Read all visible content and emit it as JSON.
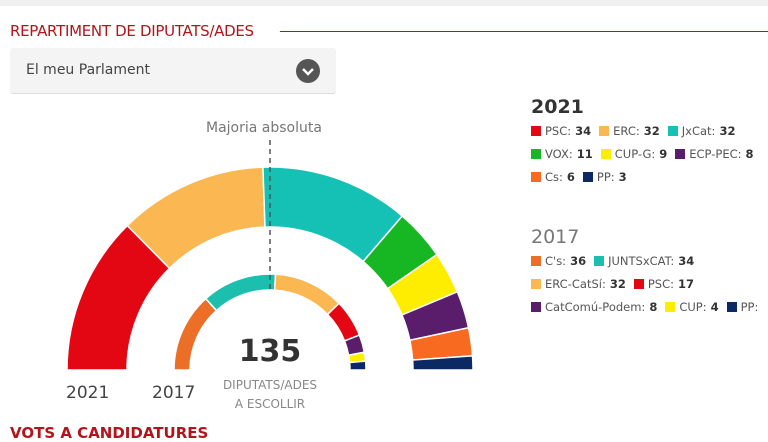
{
  "header": {
    "title": "REPARTIMENT DE DIPUTATS/ADES",
    "next_section": "VOTS A CANDIDATURES"
  },
  "selector": {
    "value": "El meu Parlament"
  },
  "chart": {
    "majority_label": "Majoria absoluta",
    "total": "135",
    "total_label_1": "DIPUTATS/ADES",
    "total_label_2": "A ESCOLLIR",
    "label_outer": "2021",
    "label_inner": "2017"
  },
  "chart_data": {
    "type": "semicircle-parliament",
    "total_seats": 135,
    "majority": 68,
    "series": [
      {
        "name": "2021",
        "parties": [
          {
            "name": "PSC",
            "seats": 34,
            "color": "#e30613"
          },
          {
            "name": "ERC",
            "seats": 32,
            "color": "#fbb752"
          },
          {
            "name": "JxCat",
            "seats": 32,
            "color": "#15c1b4"
          },
          {
            "name": "VOX",
            "seats": 11,
            "color": "#17b623"
          },
          {
            "name": "CUP-G",
            "seats": 9,
            "color": "#ffed00"
          },
          {
            "name": "ECP-PEC",
            "seats": 8,
            "color": "#5a1d6b"
          },
          {
            "name": "Cs",
            "seats": 6,
            "color": "#f86a1f"
          },
          {
            "name": "PP",
            "seats": 3,
            "color": "#0b2a63"
          }
        ]
      },
      {
        "name": "2017",
        "parties": [
          {
            "name": "C's",
            "seats": 36,
            "color": "#eb6f26"
          },
          {
            "name": "JUNTSxCAT",
            "seats": 34,
            "color": "#1cbfae"
          },
          {
            "name": "ERC-CatSí",
            "seats": 32,
            "color": "#fbb752"
          },
          {
            "name": "PSC",
            "seats": 17,
            "color": "#e30613"
          },
          {
            "name": "CatComú-Podem",
            "seats": 8,
            "color": "#5a1d6b"
          },
          {
            "name": "CUP",
            "seats": 4,
            "color": "#ffed00"
          },
          {
            "name": "PP",
            "seats": 4,
            "color": "#0b2a63",
            "hide_value": true
          }
        ]
      }
    ]
  }
}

[SET TASK]
Quote the records above in full, dropping each picture.

[SOLUTION BELOW]
Read all visible content and emit it as JSON.
{
  "header": {
    "title": "REPARTIMENT DE DIPUTATS/ADES",
    "next_section": "VOTS A CANDIDATURES"
  },
  "selector": {
    "value": "El meu Parlament"
  },
  "chart": {
    "majority_label": "Majoria absoluta",
    "total": "135",
    "total_label_1": "DIPUTATS/ADES",
    "total_label_2": "A ESCOLLIR",
    "label_outer": "2021",
    "label_inner": "2017"
  },
  "chart_data": {
    "type": "semicircle-parliament",
    "total_seats": 135,
    "majority": 68,
    "series": [
      {
        "name": "2021",
        "parties": [
          {
            "name": "PSC",
            "seats": 34,
            "color": "#e30613"
          },
          {
            "name": "ERC",
            "seats": 32,
            "color": "#fbb752"
          },
          {
            "name": "JxCat",
            "seats": 32,
            "color": "#15c1b4"
          },
          {
            "name": "VOX",
            "seats": 11,
            "color": "#17b623"
          },
          {
            "name": "CUP-G",
            "seats": 9,
            "color": "#ffed00"
          },
          {
            "name": "ECP-PEC",
            "seats": 8,
            "color": "#5a1d6b"
          },
          {
            "name": "Cs",
            "seats": 6,
            "color": "#f86a1f"
          },
          {
            "name": "PP",
            "seats": 3,
            "color": "#0b2a63"
          }
        ]
      },
      {
        "name": "2017",
        "parties": [
          {
            "name": "C's",
            "seats": 36,
            "color": "#eb6f26"
          },
          {
            "name": "JUNTSxCAT",
            "seats": 34,
            "color": "#1cbfae"
          },
          {
            "name": "ERC-CatSí",
            "seats": 32,
            "color": "#fbb752"
          },
          {
            "name": "PSC",
            "seats": 17,
            "color": "#e30613"
          },
          {
            "name": "CatComú-Podem",
            "seats": 8,
            "color": "#5a1d6b"
          },
          {
            "name": "CUP",
            "seats": 4,
            "color": "#ffed00"
          },
          {
            "name": "PP",
            "seats": 4,
            "color": "#0b2a63",
            "hide_value": true
          }
        ]
      }
    ]
  }
}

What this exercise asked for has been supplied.